What the exercise asks:
Copy the lines of the listing exactly, beginning at the line that contains "- munpia-m-logo-icon: [533, 1446, 567, 1474]" and stopping after the line that contains "- credit-name: 김채원: [579, 1323, 640, 1348]".

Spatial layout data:
----------

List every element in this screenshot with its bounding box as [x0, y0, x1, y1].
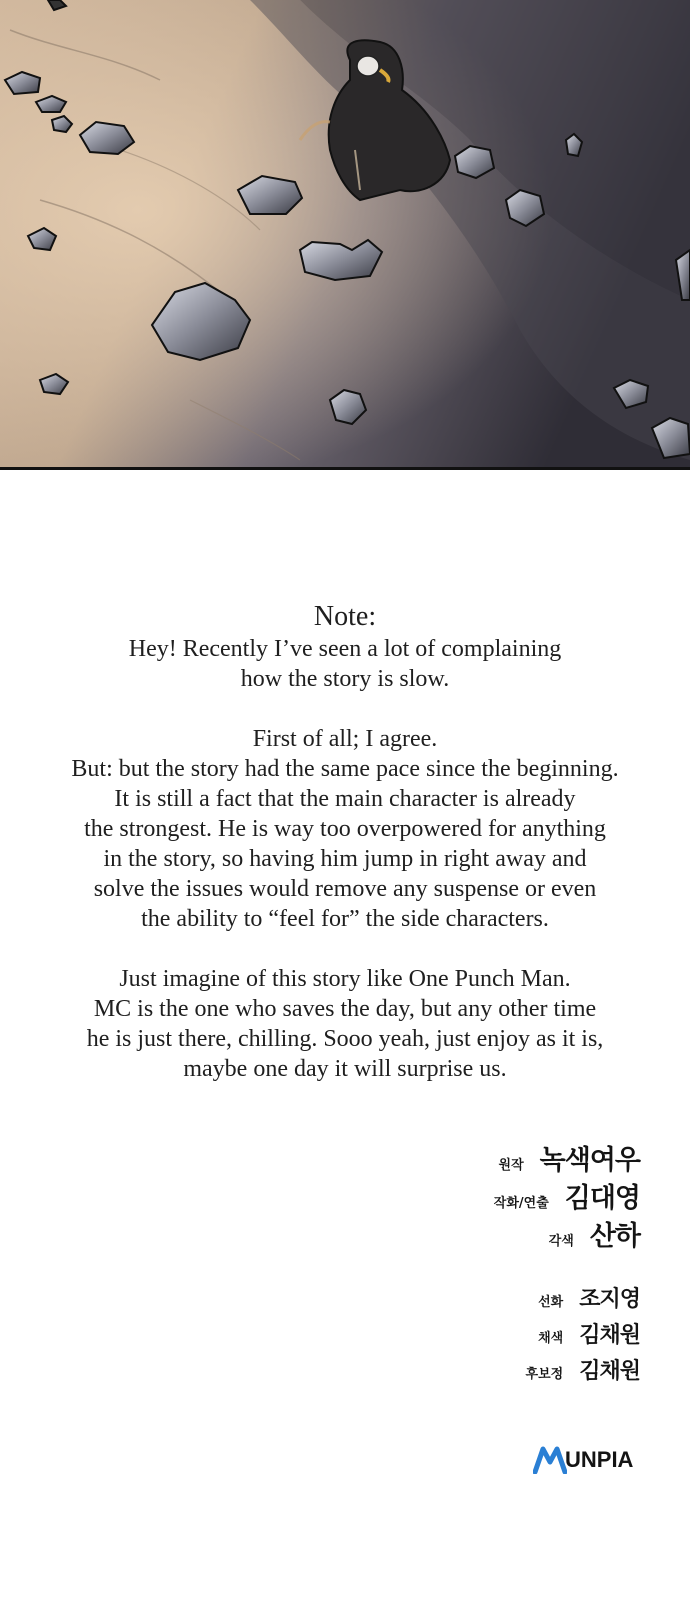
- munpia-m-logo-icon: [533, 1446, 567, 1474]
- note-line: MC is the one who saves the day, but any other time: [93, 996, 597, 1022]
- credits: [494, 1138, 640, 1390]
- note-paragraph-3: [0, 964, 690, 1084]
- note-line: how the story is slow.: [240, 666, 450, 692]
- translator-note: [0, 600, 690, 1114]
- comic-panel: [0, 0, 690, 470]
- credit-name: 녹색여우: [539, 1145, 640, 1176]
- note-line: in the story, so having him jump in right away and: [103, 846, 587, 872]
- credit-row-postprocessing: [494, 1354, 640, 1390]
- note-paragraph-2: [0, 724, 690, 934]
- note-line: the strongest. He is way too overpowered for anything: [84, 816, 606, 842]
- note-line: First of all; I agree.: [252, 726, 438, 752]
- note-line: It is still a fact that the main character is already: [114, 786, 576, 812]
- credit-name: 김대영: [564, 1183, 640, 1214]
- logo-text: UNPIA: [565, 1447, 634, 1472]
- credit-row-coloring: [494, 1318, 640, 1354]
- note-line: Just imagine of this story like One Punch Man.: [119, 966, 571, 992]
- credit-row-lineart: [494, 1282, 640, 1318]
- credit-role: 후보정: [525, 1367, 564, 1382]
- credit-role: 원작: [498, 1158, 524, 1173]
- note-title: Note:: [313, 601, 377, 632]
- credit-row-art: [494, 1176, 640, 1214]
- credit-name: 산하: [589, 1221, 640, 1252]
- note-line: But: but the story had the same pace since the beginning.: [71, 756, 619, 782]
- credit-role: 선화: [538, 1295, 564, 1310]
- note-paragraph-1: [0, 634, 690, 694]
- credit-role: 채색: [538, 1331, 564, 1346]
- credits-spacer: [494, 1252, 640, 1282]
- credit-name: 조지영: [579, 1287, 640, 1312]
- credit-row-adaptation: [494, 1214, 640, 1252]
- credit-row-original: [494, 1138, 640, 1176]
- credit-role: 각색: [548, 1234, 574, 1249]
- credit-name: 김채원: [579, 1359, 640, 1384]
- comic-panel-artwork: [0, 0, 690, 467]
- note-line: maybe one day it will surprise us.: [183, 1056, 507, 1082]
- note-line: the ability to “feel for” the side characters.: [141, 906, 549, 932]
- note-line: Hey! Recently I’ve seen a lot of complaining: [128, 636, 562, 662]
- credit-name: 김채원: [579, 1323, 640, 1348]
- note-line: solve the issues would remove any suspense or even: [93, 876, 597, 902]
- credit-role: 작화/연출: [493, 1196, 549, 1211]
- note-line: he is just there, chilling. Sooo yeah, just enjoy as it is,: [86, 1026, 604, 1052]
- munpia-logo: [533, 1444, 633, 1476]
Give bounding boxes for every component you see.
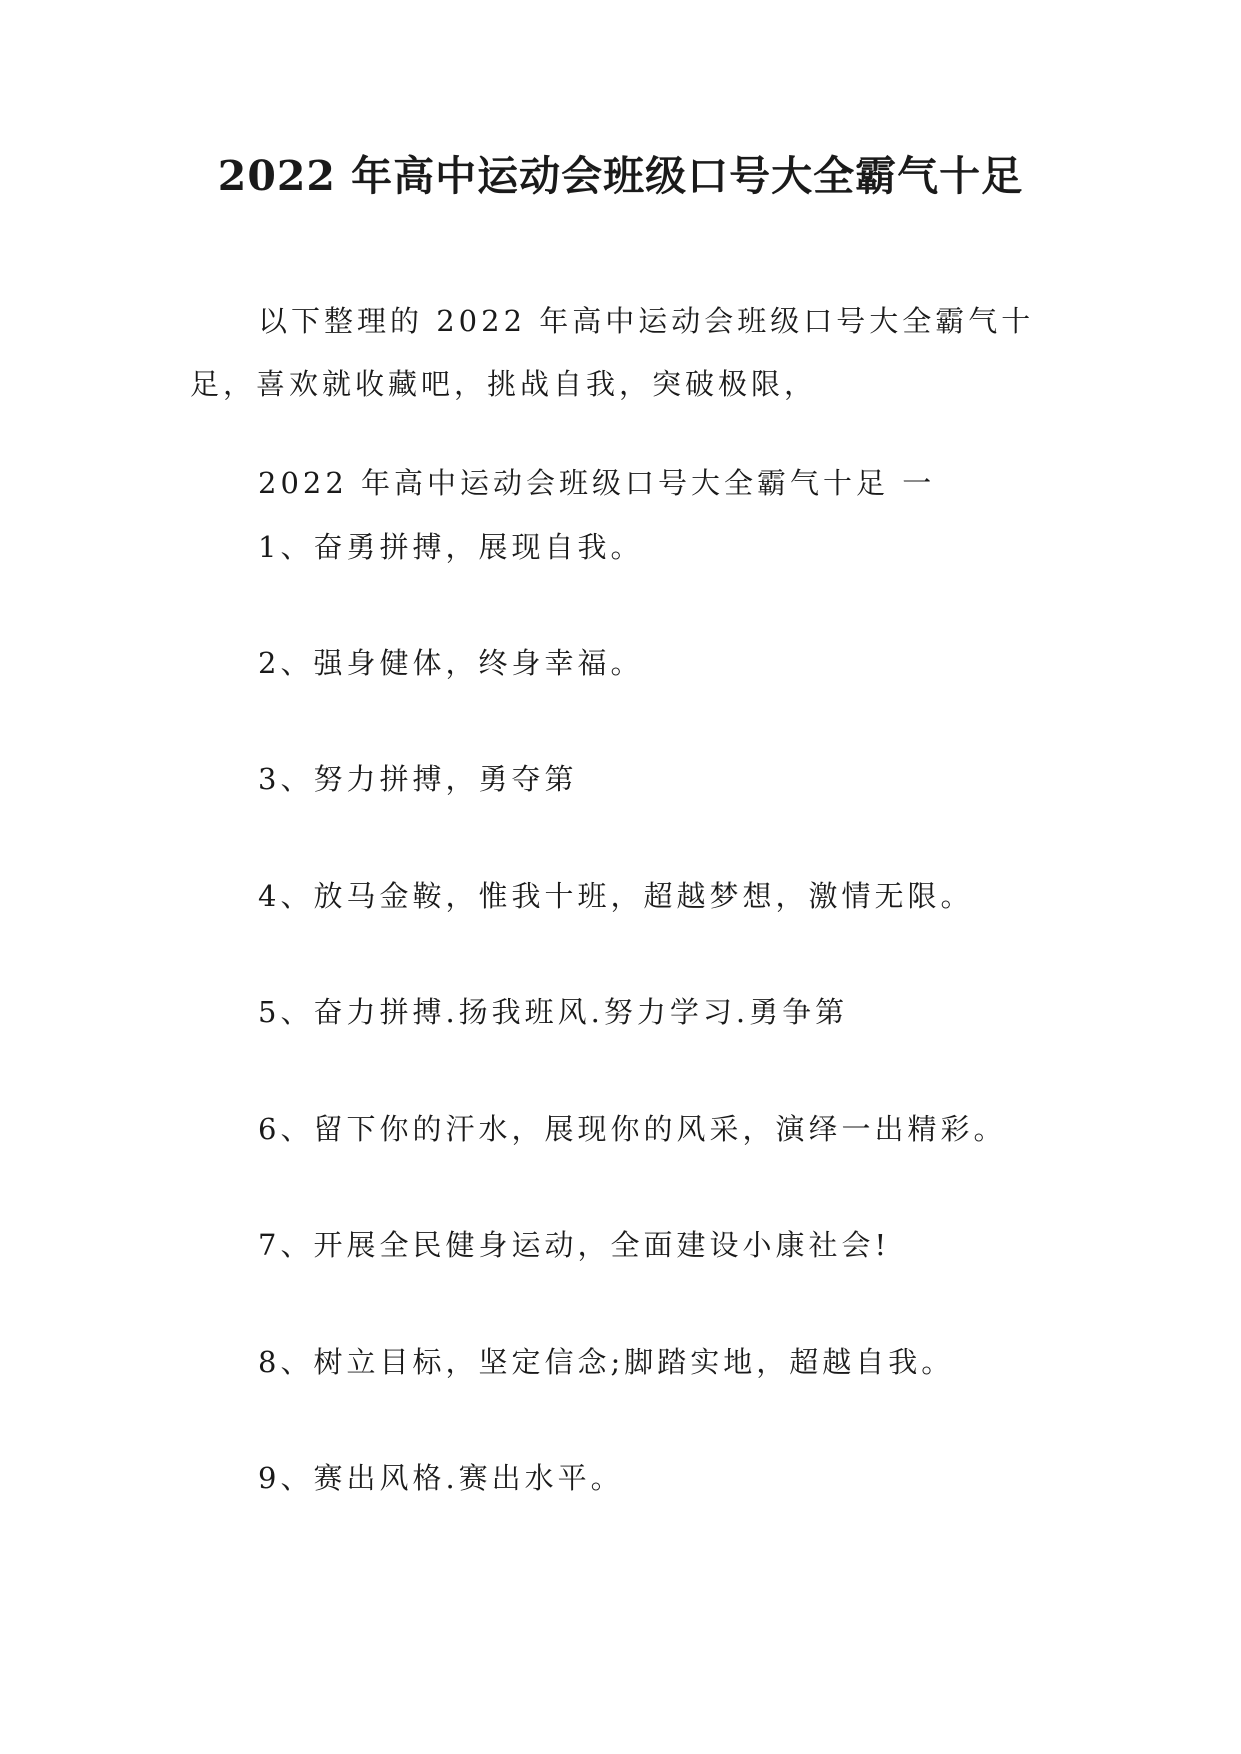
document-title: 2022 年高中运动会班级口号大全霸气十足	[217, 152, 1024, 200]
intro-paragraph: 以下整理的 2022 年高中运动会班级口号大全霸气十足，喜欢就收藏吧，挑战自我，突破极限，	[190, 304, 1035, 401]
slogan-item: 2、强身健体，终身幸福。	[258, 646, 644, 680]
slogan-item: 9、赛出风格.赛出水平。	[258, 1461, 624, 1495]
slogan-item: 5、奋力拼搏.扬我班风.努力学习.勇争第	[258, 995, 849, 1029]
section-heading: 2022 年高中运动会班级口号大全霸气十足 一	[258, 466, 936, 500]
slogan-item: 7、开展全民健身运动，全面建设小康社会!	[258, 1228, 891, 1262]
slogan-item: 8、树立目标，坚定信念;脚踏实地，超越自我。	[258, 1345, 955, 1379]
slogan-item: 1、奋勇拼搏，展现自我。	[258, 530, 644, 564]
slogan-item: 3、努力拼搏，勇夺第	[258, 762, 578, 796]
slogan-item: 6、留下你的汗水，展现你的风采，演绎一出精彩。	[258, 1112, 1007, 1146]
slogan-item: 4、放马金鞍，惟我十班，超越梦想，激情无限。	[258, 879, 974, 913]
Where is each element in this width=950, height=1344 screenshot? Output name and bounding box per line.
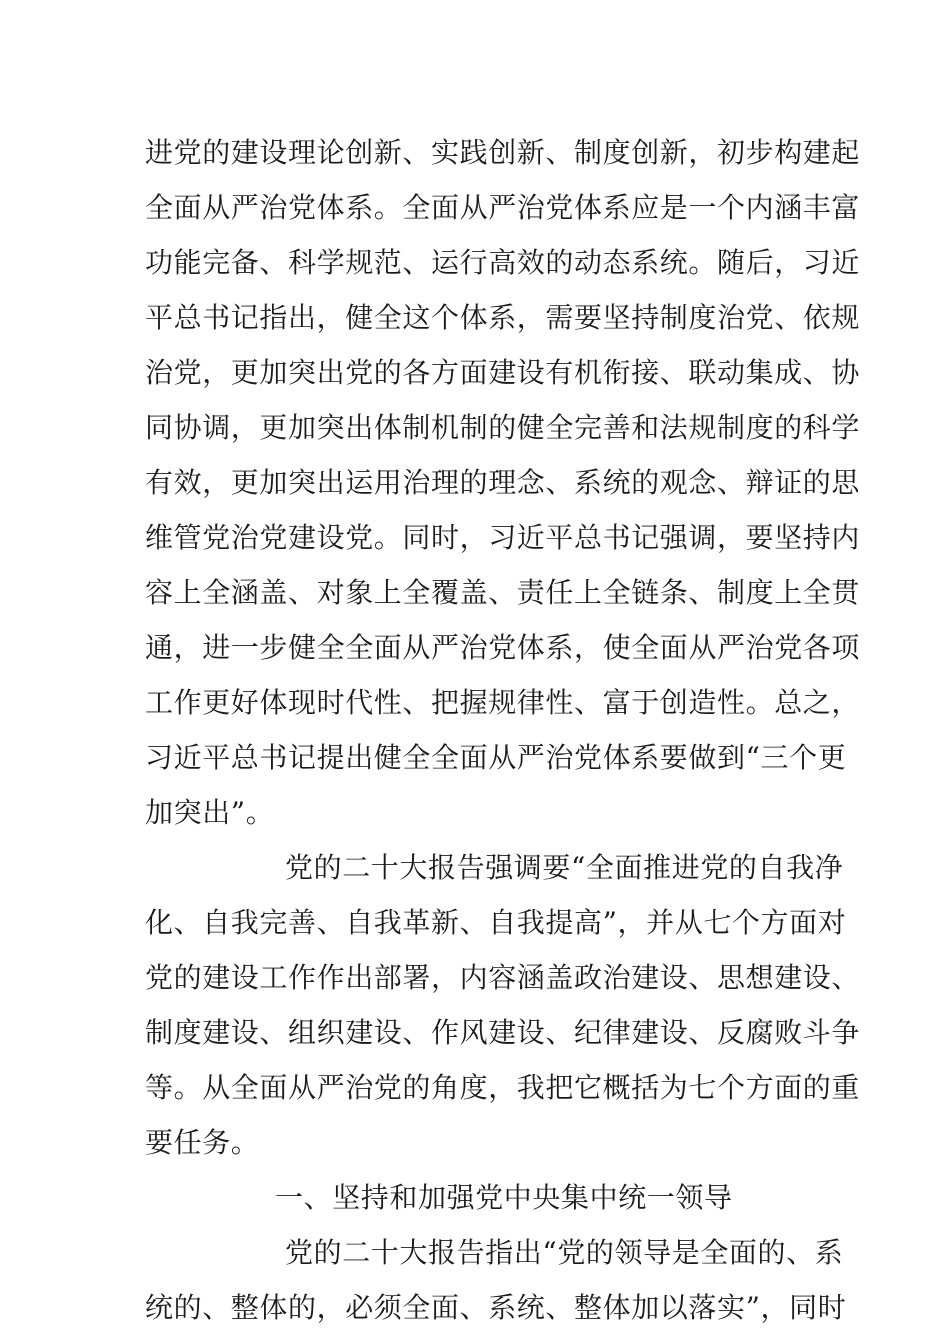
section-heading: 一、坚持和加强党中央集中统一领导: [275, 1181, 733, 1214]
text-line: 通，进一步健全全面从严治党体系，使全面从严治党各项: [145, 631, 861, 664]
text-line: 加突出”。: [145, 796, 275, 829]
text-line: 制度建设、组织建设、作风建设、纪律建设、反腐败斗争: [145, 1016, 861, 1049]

----------

Answer for this exercise:
- munpia-m-logo-icon: [533, 1446, 567, 1474]
- note-line: MC is the one who saves the day, but any other time: [93, 996, 597, 1022]
- credits: [494, 1138, 640, 1390]
- note-paragraph-3: [0, 964, 690, 1084]
- note-line: how the story is slow.: [240, 666, 450, 692]
- translator-note: [0, 600, 690, 1114]
- comic-panel: [0, 0, 690, 470]
- credit-name: 녹색여우: [539, 1145, 640, 1176]
- note-line: in the story, so having him jump in right away and: [103, 846, 587, 872]
- credit-row-postprocessing: [494, 1354, 640, 1390]
- note-paragraph-2: [0, 724, 690, 934]
- note-line: the strongest. He is way too overpowered for anything: [84, 816, 606, 842]
- note-line: First of all; I agree.: [252, 726, 438, 752]
- note-line: It is still a fact that the main character is already: [114, 786, 576, 812]
- credit-name: 김대영: [564, 1183, 640, 1214]
- logo-text: UNPIA: [565, 1447, 634, 1472]
- credit-row-coloring: [494, 1318, 640, 1354]
- note-line: Just imagine of this story like One Punch Man.: [119, 966, 571, 992]
- credit-row-lineart: [494, 1282, 640, 1318]
- credit-role: 후보정: [525, 1367, 564, 1382]
- credit-role: 원작: [498, 1158, 524, 1173]
- note-title: Note:: [313, 601, 377, 632]
- credit-row-art: [494, 1176, 640, 1214]
- credit-name: 산하: [589, 1221, 640, 1252]
- note-line: But: but the story had the same pace since the beginning.: [71, 756, 619, 782]
- credit-role: 선화: [538, 1295, 564, 1310]
- note-paragraph-1: [0, 634, 690, 694]
- credit-role: 채색: [538, 1331, 564, 1346]
- credits-spacer: [494, 1252, 640, 1282]
- credit-name: 조지영: [579, 1287, 640, 1312]
- credit-row-adaptation: [494, 1214, 640, 1252]
- credit-row-original: [494, 1138, 640, 1176]
- credit-role: 각색: [548, 1234, 574, 1249]
- credit-name: 김채원: [579, 1359, 640, 1384]
- comic-panel-artwork: [0, 0, 690, 467]
- note-line: maybe one day it will surprise us.: [183, 1056, 507, 1082]
- note-line: the ability to “feel for” the side characters.: [141, 906, 549, 932]
- note-line: Hey! Recently I’ve seen a lot of complaining: [128, 636, 562, 662]
- credit-name: 김채원: [579, 1323, 640, 1348]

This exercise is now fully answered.